### Required task
Answer with one number: how many lines have "попросить".

### Material provided
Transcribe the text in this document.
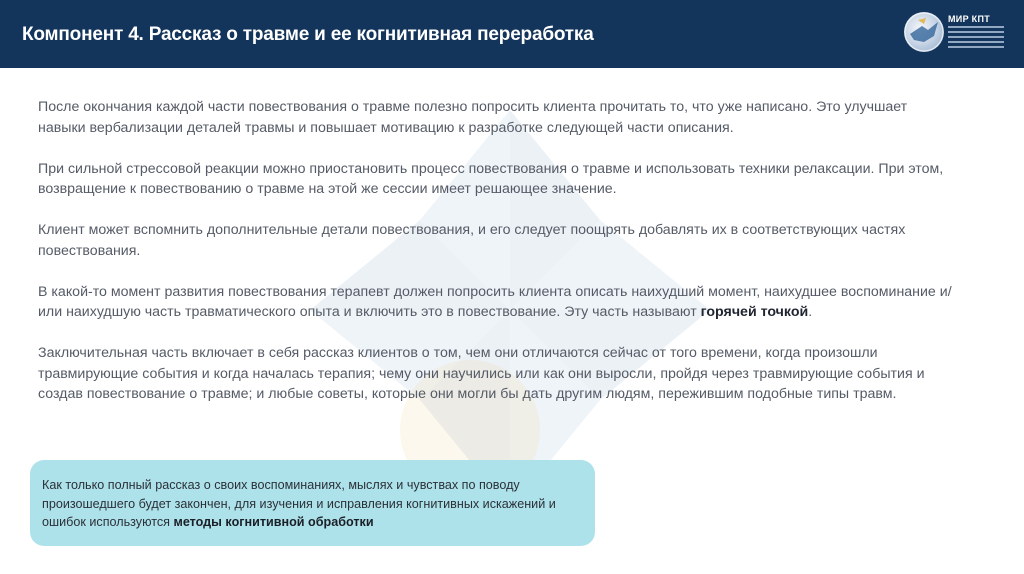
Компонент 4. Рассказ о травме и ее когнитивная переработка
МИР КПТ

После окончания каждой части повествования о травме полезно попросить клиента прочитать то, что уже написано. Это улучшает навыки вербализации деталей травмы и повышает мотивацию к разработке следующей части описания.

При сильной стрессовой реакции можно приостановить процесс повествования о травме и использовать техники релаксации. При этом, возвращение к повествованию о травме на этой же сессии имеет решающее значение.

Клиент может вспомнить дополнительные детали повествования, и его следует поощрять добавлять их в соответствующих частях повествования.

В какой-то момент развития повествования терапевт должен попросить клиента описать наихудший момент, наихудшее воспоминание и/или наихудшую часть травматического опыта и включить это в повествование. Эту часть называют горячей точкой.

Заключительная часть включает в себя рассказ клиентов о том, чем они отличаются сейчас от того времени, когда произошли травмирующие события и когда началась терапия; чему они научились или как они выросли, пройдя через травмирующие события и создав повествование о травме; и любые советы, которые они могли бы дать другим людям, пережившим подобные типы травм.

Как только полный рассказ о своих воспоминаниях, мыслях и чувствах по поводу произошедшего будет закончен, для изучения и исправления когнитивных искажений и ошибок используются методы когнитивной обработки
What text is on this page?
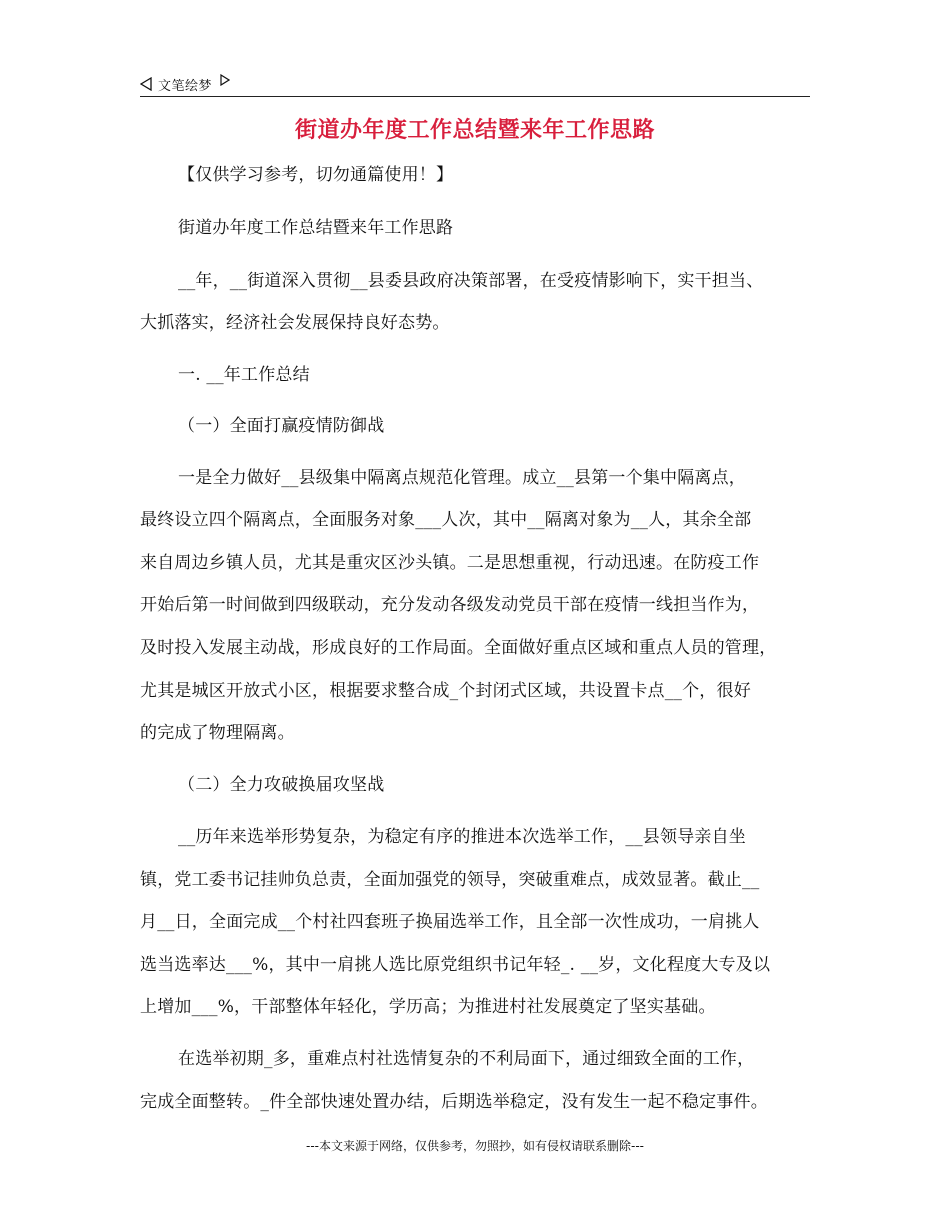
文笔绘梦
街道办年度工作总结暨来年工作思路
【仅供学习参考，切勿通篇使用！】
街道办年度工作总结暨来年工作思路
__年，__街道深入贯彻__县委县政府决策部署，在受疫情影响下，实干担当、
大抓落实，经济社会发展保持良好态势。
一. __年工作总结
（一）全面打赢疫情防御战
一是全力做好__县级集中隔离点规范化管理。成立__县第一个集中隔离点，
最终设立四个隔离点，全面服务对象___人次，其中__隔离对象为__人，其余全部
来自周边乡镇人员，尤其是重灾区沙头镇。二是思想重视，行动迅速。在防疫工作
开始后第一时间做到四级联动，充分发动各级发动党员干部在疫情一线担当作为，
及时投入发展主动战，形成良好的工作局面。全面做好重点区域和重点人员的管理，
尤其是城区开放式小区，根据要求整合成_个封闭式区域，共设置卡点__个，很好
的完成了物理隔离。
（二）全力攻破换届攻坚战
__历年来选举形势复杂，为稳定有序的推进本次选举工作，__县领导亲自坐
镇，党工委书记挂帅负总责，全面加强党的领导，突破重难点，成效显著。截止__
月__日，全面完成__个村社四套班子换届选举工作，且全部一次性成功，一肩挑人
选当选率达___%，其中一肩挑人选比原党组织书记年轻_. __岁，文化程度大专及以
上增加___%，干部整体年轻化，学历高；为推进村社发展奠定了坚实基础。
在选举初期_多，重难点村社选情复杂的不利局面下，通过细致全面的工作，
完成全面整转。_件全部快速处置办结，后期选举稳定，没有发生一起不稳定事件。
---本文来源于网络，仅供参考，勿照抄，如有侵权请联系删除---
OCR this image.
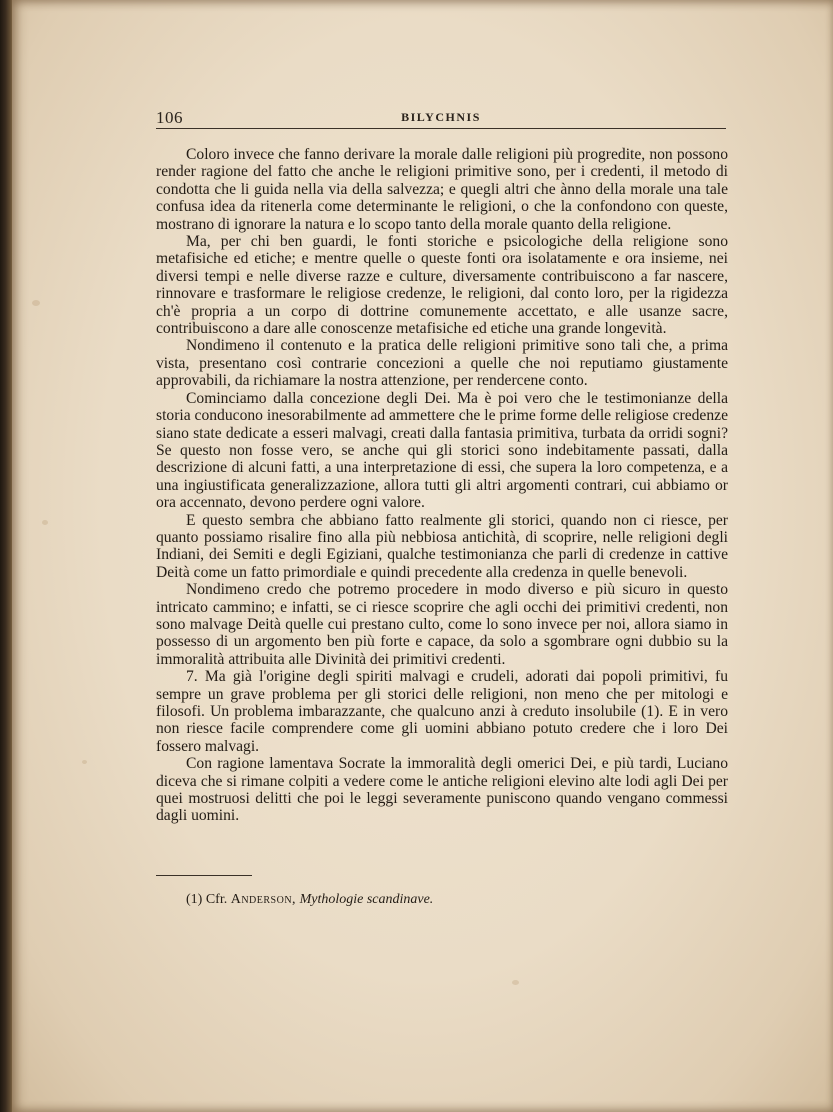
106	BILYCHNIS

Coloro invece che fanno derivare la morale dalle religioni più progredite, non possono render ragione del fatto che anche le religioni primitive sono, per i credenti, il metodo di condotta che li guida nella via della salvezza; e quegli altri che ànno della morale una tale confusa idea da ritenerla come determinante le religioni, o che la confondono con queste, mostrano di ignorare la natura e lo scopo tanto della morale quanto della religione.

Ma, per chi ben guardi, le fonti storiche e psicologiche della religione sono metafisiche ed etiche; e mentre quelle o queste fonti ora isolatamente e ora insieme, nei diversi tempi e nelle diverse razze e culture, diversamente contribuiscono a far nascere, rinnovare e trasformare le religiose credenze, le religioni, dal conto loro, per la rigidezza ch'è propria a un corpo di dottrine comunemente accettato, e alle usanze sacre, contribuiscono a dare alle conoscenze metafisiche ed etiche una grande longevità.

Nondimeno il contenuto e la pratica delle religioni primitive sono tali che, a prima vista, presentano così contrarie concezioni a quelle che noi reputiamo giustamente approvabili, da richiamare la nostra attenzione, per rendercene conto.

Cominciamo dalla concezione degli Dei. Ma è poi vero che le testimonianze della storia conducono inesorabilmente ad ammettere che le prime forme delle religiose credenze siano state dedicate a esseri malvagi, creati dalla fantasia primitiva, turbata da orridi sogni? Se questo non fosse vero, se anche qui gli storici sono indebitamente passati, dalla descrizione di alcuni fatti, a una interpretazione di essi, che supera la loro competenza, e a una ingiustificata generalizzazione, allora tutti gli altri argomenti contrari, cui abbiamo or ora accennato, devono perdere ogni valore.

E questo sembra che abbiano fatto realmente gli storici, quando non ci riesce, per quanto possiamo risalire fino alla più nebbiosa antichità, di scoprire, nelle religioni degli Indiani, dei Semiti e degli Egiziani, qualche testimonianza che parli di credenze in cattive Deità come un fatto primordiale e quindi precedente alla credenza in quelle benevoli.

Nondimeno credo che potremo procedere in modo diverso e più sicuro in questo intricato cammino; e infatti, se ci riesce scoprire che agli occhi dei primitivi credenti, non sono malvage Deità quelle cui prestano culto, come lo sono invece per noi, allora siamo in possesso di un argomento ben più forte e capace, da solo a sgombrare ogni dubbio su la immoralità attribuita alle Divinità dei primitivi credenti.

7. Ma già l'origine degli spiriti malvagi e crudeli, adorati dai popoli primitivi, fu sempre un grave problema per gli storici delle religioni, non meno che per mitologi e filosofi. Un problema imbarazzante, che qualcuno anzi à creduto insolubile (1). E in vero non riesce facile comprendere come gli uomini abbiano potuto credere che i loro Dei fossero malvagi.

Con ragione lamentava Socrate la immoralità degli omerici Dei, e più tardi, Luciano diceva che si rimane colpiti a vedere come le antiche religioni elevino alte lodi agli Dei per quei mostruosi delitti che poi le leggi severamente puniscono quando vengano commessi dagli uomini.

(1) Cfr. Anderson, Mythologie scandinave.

* * *

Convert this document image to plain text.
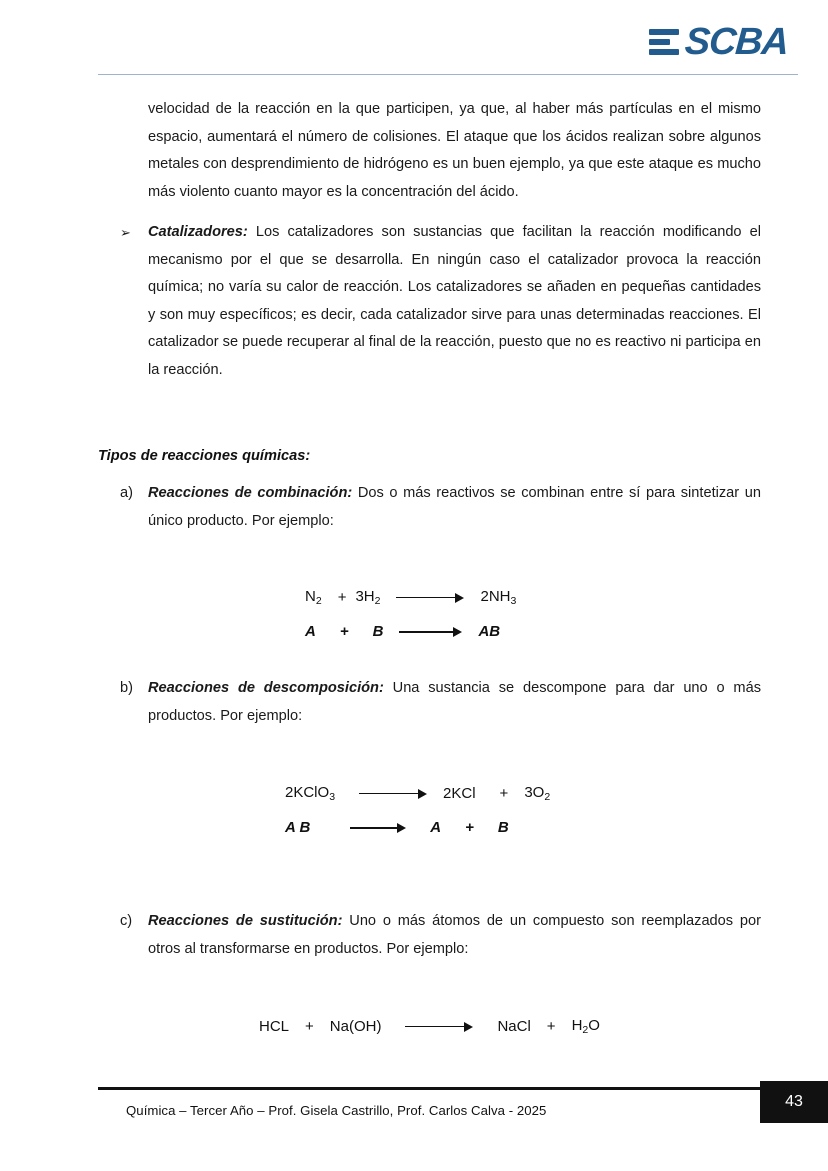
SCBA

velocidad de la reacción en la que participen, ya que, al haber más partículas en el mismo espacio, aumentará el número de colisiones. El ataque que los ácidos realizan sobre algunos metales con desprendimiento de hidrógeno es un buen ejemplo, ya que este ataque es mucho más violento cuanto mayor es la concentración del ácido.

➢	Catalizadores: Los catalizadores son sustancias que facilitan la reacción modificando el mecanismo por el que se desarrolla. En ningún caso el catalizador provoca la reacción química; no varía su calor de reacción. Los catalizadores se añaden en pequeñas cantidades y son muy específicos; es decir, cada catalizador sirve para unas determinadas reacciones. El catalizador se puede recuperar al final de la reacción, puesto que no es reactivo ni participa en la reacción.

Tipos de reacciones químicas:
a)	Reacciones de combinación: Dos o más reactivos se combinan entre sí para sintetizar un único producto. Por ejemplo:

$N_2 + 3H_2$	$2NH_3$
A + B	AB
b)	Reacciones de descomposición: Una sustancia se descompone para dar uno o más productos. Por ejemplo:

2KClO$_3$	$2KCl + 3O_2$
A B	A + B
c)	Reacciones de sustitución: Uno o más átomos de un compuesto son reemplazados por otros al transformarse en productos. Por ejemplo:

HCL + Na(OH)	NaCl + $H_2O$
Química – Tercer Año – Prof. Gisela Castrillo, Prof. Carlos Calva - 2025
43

### Expected answer
2